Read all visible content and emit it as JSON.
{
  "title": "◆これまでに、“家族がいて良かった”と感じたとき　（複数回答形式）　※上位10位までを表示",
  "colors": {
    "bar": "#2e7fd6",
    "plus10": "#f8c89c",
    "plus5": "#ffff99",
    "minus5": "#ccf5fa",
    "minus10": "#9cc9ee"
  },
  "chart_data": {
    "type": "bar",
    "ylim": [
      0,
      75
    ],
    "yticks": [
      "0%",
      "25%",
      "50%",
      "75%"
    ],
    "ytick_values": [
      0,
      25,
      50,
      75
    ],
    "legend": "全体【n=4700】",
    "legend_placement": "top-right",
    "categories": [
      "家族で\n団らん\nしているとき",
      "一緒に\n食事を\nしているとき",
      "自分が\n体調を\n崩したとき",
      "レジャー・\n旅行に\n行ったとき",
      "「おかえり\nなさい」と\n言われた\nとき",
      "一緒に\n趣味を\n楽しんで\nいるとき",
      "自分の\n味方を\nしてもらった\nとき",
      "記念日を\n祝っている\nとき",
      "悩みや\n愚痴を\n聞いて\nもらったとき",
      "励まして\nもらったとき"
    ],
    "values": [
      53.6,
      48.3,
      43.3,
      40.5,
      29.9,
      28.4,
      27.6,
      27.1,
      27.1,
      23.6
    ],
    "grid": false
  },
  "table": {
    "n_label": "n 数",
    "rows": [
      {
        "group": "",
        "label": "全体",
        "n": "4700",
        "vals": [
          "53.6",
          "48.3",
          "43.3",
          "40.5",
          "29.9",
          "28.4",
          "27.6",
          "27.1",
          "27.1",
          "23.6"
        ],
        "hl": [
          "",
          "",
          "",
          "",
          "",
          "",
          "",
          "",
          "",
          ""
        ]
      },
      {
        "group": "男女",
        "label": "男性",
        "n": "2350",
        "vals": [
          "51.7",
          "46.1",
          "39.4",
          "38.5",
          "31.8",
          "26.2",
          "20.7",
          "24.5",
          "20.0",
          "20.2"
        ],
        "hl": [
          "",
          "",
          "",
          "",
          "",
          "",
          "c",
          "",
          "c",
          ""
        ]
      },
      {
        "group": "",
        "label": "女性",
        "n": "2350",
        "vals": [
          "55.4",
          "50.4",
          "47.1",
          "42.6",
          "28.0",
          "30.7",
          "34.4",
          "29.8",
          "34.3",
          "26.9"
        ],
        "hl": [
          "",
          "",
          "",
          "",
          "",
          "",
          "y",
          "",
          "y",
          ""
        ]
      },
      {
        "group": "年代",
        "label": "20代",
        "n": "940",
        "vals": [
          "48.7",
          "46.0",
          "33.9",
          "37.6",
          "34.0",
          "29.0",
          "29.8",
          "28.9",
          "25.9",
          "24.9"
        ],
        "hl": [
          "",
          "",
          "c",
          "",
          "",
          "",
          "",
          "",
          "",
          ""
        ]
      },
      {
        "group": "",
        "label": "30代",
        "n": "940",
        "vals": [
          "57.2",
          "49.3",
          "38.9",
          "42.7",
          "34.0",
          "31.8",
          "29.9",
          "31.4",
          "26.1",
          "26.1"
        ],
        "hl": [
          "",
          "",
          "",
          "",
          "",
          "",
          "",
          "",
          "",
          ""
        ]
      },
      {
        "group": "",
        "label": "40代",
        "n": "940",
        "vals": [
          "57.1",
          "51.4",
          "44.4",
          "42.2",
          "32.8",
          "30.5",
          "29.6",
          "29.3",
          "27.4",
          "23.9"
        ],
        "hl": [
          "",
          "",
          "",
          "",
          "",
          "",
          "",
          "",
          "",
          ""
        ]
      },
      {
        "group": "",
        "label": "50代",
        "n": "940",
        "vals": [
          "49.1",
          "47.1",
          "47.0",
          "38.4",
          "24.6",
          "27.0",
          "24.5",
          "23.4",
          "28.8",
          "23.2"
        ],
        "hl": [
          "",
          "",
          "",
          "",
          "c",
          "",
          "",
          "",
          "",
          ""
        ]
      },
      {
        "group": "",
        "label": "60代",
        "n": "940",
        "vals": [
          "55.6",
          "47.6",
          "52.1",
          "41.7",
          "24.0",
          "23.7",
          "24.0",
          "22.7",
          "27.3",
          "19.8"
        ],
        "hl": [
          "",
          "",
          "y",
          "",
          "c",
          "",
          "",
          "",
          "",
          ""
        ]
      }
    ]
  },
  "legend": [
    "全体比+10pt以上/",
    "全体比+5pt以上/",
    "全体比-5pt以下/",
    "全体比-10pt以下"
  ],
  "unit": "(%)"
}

★ ★ ★ ★ ★

**TASK**
Transcribe all of the material exactly. Omit nothing.

**THE OUTPUT**
Read all visible content and emit it as JSON.
{
  "title": "◆これまでに、“家族がいて良かった”と感じたとき　（複数回答形式）　※上位10位までを表示",
  "colors": {
    "bar": "#2e7fd6",
    "plus10": "#f8c89c",
    "plus5": "#ffff99",
    "minus5": "#ccf5fa",
    "minus10": "#9cc9ee"
  },
  "chart_data": {
    "type": "bar",
    "ylim": [
      0,
      75
    ],
    "yticks": [
      "0%",
      "25%",
      "50%",
      "75%"
    ],
    "ytick_values": [
      0,
      25,
      50,
      75
    ],
    "legend": "全体【n=4700】",
    "legend_placement": "top-right",
    "categories": [
      "家族で\n団らん\nしているとき",
      "一緒に\n食事を\nしているとき",
      "自分が\n体調を\n崩したとき",
      "レジャー・\n旅行に\n行ったとき",
      "「おかえり\nなさい」と\n言われた\nとき",
      "一緒に\n趣味を\n楽しんで\nいるとき",
      "自分の\n味方を\nしてもらった\nとき",
      "記念日を\n祝っている\nとき",
      "悩みや\n愚痴を\n聞いて\nもらったとき",
      "励まして\nもらったとき"
    ],
    "values": [
      53.6,
      48.3,
      43.3,
      40.5,
      29.9,
      28.4,
      27.6,
      27.1,
      27.1,
      23.6
    ],
    "grid": false
  },
  "table": {
    "n_label": "n 数",
    "rows": [
      {
        "group": "",
        "label": "全体",
        "n": "4700",
        "vals": [
          "53.6",
          "48.3",
          "43.3",
          "40.5",
          "29.9",
          "28.4",
          "27.6",
          "27.1",
          "27.1",
          "23.6"
        ],
        "hl": [
          "",
          "",
          "",
          "",
          "",
          "",
          "",
          "",
          "",
          ""
        ]
      },
      {
        "group": "男女",
        "label": "男性",
        "n": "2350",
        "vals": [
          "51.7",
          "46.1",
          "39.4",
          "38.5",
          "31.8",
          "26.2",
          "20.7",
          "24.5",
          "20.0",
          "20.2"
        ],
        "hl": [
          "",
          "",
          "",
          "",
          "",
          "",
          "c",
          "",
          "c",
          ""
        ]
      },
      {
        "group": "",
        "label": "女性",
        "n": "2350",
        "vals": [
          "55.4",
          "50.4",
          "47.1",
          "42.6",
          "28.0",
          "30.7",
          "34.4",
          "29.8",
          "34.3",
          "26.9"
        ],
        "hl": [
          "",
          "",
          "",
          "",
          "",
          "",
          "y",
          "",
          "y",
          ""
        ]
      },
      {
        "group": "年代",
        "label": "20代",
        "n": "940",
        "vals": [
          "48.7",
          "46.0",
          "33.9",
          "37.6",
          "34.0",
          "29.0",
          "29.8",
          "28.9",
          "25.9",
          "24.9"
        ],
        "hl": [
          "",
          "",
          "c",
          "",
          "",
          "",
          "",
          "",
          "",
          ""
        ]
      },
      {
        "group": "",
        "label": "30代",
        "n": "940",
        "vals": [
          "57.2",
          "49.3",
          "38.9",
          "42.7",
          "34.0",
          "31.8",
          "29.9",
          "31.4",
          "26.1",
          "26.1"
        ],
        "hl": [
          "",
          "",
          "",
          "",
          "",
          "",
          "",
          "",
          "",
          ""
        ]
      },
      {
        "group": "",
        "label": "40代",
        "n": "940",
        "vals": [
          "57.1",
          "51.4",
          "44.4",
          "42.2",
          "32.8",
          "30.5",
          "29.6",
          "29.3",
          "27.4",
          "23.9"
        ],
        "hl": [
          "",
          "",
          "",
          "",
          "",
          "",
          "",
          "",
          "",
          ""
        ]
      },
      {
        "group": "",
        "label": "50代",
        "n": "940",
        "vals": [
          "49.1",
          "47.1",
          "47.0",
          "38.4",
          "24.6",
          "27.0",
          "24.5",
          "23.4",
          "28.8",
          "23.2"
        ],
        "hl": [
          "",
          "",
          "",
          "",
          "c",
          "",
          "",
          "",
          "",
          ""
        ]
      },
      {
        "group": "",
        "label": "60代",
        "n": "940",
        "vals": [
          "55.6",
          "47.6",
          "52.1",
          "41.7",
          "24.0",
          "23.7",
          "24.0",
          "22.7",
          "27.3",
          "19.8"
        ],
        "hl": [
          "",
          "",
          "y",
          "",
          "c",
          "",
          "",
          "",
          "",
          ""
        ]
      }
    ]
  },
  "legend": [
    "全体比+10pt以上/",
    "全体比+5pt以上/",
    "全体比-5pt以下/",
    "全体比-10pt以下"
  ],
  "unit": "(%)"
}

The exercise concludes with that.